RAW RECORDS
== == ==
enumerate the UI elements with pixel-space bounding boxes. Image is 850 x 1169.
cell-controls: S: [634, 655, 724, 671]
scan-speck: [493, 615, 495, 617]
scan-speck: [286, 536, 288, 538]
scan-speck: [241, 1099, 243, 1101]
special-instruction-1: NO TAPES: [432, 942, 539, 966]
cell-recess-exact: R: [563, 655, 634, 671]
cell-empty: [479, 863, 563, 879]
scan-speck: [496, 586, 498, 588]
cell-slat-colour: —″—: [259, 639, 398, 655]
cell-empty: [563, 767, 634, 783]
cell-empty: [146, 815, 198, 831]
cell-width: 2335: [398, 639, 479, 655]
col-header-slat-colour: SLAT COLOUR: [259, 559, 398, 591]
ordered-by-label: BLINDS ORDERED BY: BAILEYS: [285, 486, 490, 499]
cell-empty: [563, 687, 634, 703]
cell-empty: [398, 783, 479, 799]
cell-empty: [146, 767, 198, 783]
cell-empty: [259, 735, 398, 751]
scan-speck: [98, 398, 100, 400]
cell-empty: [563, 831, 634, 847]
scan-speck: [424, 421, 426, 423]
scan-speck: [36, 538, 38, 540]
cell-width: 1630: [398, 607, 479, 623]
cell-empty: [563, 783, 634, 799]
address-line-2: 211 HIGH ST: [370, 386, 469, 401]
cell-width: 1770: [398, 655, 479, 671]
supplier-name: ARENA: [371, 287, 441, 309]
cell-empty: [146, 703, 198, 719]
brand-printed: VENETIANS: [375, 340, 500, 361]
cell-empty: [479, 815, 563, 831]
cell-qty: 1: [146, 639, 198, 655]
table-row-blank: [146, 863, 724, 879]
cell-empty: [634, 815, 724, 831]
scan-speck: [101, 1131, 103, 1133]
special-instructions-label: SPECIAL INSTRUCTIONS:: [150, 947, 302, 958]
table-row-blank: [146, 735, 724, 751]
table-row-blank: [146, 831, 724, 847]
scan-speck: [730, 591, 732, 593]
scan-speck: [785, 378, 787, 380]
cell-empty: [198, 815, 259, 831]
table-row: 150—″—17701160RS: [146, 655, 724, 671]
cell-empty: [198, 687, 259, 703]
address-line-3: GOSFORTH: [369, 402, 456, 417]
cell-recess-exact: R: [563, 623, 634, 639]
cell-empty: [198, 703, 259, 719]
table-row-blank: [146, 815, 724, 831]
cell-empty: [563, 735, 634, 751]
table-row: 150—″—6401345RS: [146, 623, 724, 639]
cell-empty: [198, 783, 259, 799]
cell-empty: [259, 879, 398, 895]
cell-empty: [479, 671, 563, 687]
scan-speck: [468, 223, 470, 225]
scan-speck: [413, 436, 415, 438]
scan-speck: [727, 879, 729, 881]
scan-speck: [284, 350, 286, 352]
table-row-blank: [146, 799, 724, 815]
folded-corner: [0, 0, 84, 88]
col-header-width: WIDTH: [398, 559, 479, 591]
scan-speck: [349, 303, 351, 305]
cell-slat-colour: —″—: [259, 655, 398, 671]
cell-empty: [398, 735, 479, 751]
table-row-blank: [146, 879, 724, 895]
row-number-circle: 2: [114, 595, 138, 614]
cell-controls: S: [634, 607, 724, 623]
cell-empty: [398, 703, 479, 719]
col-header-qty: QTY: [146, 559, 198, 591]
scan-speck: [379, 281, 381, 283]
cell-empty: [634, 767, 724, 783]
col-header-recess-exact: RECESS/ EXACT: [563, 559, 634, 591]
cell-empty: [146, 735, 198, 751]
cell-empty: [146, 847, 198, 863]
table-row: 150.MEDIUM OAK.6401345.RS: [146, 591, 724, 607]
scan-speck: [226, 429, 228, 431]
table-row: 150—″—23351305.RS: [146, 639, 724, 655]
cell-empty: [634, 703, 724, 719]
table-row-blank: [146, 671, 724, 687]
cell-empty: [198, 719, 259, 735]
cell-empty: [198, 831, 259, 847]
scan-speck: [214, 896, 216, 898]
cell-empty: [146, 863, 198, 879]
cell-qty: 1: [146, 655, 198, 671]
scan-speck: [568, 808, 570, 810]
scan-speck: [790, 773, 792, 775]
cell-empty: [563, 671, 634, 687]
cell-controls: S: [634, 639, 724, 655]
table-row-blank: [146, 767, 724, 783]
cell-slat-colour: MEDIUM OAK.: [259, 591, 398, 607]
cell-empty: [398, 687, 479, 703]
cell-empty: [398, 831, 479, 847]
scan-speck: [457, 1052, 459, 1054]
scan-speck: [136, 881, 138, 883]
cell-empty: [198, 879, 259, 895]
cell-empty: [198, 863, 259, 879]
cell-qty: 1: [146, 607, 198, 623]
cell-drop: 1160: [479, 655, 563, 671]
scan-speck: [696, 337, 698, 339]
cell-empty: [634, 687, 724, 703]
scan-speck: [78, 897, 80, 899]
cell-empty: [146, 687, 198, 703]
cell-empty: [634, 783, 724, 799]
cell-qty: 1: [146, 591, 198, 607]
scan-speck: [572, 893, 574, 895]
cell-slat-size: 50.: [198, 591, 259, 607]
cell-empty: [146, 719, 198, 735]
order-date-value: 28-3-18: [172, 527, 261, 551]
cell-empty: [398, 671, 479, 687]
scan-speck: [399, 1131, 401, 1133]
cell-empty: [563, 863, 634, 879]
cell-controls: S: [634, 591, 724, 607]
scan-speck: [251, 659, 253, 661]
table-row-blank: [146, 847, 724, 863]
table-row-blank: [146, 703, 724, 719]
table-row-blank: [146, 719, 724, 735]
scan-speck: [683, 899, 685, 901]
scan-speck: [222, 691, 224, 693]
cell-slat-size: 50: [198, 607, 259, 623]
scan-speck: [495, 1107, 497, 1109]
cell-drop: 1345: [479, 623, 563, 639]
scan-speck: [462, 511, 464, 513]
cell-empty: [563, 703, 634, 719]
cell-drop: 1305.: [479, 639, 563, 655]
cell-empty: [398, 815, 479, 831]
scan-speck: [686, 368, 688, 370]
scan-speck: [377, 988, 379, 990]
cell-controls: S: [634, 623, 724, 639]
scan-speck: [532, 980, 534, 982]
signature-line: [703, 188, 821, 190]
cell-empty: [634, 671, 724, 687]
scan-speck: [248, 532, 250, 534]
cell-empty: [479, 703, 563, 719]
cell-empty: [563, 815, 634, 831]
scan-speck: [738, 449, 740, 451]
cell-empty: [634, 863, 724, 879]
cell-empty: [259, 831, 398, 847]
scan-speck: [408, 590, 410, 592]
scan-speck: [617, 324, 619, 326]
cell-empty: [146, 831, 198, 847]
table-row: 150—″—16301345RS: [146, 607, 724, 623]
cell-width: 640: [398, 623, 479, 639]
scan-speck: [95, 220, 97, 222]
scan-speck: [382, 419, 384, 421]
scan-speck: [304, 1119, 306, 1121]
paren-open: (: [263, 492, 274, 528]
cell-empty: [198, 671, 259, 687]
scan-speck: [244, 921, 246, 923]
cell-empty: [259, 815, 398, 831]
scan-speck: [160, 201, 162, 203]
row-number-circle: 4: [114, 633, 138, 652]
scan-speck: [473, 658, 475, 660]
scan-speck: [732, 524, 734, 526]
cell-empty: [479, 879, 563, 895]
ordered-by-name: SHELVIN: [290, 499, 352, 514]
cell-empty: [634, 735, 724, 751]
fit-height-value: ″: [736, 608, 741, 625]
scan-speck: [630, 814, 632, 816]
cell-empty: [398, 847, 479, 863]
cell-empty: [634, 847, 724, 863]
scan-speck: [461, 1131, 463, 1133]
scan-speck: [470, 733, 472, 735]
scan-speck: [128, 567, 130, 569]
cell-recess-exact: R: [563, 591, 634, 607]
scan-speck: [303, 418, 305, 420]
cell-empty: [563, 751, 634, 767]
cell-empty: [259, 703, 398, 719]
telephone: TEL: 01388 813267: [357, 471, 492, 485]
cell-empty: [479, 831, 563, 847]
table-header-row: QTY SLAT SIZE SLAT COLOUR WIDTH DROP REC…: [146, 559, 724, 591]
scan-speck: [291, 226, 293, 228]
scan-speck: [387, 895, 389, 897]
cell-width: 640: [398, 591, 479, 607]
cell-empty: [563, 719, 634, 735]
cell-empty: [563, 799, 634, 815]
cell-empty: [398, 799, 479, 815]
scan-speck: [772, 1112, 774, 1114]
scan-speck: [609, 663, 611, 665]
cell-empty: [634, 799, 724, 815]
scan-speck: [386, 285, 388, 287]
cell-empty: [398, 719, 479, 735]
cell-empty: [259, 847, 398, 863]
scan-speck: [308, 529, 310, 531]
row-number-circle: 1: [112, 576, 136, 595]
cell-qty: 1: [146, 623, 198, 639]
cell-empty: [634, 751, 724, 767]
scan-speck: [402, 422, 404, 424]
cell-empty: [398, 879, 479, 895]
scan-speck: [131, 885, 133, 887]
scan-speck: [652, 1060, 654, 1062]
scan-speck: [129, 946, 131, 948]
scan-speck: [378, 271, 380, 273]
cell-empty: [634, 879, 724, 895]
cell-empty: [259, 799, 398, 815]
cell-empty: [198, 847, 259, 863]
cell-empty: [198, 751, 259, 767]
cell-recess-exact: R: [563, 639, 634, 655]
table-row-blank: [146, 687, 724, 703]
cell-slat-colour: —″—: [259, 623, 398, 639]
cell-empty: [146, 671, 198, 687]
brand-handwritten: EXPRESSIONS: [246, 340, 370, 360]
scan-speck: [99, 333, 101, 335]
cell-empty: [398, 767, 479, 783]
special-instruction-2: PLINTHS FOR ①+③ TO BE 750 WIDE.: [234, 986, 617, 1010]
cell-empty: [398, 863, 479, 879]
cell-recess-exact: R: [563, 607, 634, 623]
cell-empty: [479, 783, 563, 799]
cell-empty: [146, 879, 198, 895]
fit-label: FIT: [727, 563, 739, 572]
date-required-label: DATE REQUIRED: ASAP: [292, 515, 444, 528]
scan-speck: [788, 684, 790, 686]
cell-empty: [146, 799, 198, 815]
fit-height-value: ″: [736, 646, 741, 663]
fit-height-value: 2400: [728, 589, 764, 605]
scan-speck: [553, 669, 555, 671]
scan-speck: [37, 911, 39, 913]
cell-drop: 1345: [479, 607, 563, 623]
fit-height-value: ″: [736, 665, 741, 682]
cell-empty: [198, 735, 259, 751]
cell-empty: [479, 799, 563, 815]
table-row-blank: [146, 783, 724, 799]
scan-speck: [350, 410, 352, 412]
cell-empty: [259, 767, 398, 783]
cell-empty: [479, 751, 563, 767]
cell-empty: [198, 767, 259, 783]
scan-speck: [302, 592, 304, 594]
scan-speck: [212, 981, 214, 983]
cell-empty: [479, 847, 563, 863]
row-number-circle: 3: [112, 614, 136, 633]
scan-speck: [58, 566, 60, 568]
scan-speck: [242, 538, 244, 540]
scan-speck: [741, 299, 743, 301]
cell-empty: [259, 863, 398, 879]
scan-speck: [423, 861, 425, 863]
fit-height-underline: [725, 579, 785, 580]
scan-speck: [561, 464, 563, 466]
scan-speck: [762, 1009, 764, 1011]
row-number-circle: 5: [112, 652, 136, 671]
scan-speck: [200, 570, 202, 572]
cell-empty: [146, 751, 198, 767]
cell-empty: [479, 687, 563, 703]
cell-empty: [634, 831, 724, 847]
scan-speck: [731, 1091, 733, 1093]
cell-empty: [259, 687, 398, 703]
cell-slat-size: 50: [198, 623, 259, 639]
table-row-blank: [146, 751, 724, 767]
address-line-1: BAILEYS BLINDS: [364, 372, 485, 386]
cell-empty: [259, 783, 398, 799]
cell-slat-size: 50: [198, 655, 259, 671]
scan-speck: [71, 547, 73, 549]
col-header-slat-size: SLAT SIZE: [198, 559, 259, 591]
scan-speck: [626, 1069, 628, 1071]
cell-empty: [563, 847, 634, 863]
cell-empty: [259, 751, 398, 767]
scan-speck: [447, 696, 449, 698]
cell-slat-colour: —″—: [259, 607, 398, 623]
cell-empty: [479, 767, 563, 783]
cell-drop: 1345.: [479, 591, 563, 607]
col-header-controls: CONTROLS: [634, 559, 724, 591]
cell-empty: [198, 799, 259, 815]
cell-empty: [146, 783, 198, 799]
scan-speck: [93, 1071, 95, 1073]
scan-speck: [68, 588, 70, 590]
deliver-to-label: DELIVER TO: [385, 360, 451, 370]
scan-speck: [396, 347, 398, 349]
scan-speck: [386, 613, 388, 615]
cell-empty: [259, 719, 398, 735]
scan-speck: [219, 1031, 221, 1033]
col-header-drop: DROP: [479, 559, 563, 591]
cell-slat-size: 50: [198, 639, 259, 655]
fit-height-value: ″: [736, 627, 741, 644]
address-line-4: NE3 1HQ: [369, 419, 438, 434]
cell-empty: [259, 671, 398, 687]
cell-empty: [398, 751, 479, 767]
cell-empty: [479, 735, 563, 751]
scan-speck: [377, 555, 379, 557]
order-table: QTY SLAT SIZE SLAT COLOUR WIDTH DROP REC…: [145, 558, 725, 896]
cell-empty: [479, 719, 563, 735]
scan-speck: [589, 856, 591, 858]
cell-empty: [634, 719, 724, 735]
== == ==
DIRECTION
Copy everything from the start of the items down to the line containing "table-row-blank: [146, 815, 724, 831]", including both of those lines, without changing any character.

CORRECT RESPONSE
enumerate the UI elements with pixel-space bounding boxes. Image is 850 x 1169.
cell-controls: S: [634, 655, 724, 671]
scan-speck: [493, 615, 495, 617]
scan-speck: [286, 536, 288, 538]
scan-speck: [241, 1099, 243, 1101]
special-instruction-1: NO TAPES: [432, 942, 539, 966]
cell-recess-exact: R: [563, 655, 634, 671]
cell-empty: [479, 863, 563, 879]
scan-speck: [496, 586, 498, 588]
cell-slat-colour: —″—: [259, 639, 398, 655]
cell-empty: [563, 767, 634, 783]
cell-empty: [146, 815, 198, 831]
cell-width: 2335: [398, 639, 479, 655]
col-header-slat-colour: SLAT COLOUR: [259, 559, 398, 591]
ordered-by-label: BLINDS ORDERED BY: BAILEYS: [285, 486, 490, 499]
cell-empty: [563, 687, 634, 703]
cell-empty: [398, 783, 479, 799]
cell-empty: [146, 767, 198, 783]
cell-empty: [259, 735, 398, 751]
scan-speck: [98, 398, 100, 400]
cell-empty: [563, 831, 634, 847]
scan-speck: [424, 421, 426, 423]
scan-speck: [36, 538, 38, 540]
cell-width: 1630: [398, 607, 479, 623]
cell-empty: [563, 783, 634, 799]
address-line-2: 211 HIGH ST: [370, 386, 469, 401]
cell-width: 1770: [398, 655, 479, 671]
supplier-name: ARENA: [371, 287, 441, 309]
cell-empty: [146, 703, 198, 719]
brand-printed: VENETIANS: [375, 340, 500, 361]
cell-empty: [479, 815, 563, 831]
cell-qty: 1: [146, 639, 198, 655]
table-row-blank: [146, 863, 724, 879]
cell-empty: [634, 815, 724, 831]
scan-speck: [101, 1131, 103, 1133]
special-instructions-label: SPECIAL INSTRUCTIONS:: [150, 947, 302, 958]
table-row-blank: [146, 735, 724, 751]
table-row-blank: [146, 831, 724, 847]
scan-speck: [730, 591, 732, 593]
scan-speck: [785, 378, 787, 380]
cell-empty: [198, 815, 259, 831]
table-row: 150—″—17701160RS: [146, 655, 724, 671]
cell-empty: [198, 687, 259, 703]
address-line-3: GOSFORTH: [369, 402, 456, 417]
cell-recess-exact: R: [563, 623, 634, 639]
cell-empty: [198, 703, 259, 719]
table-row-blank: [146, 815, 724, 831]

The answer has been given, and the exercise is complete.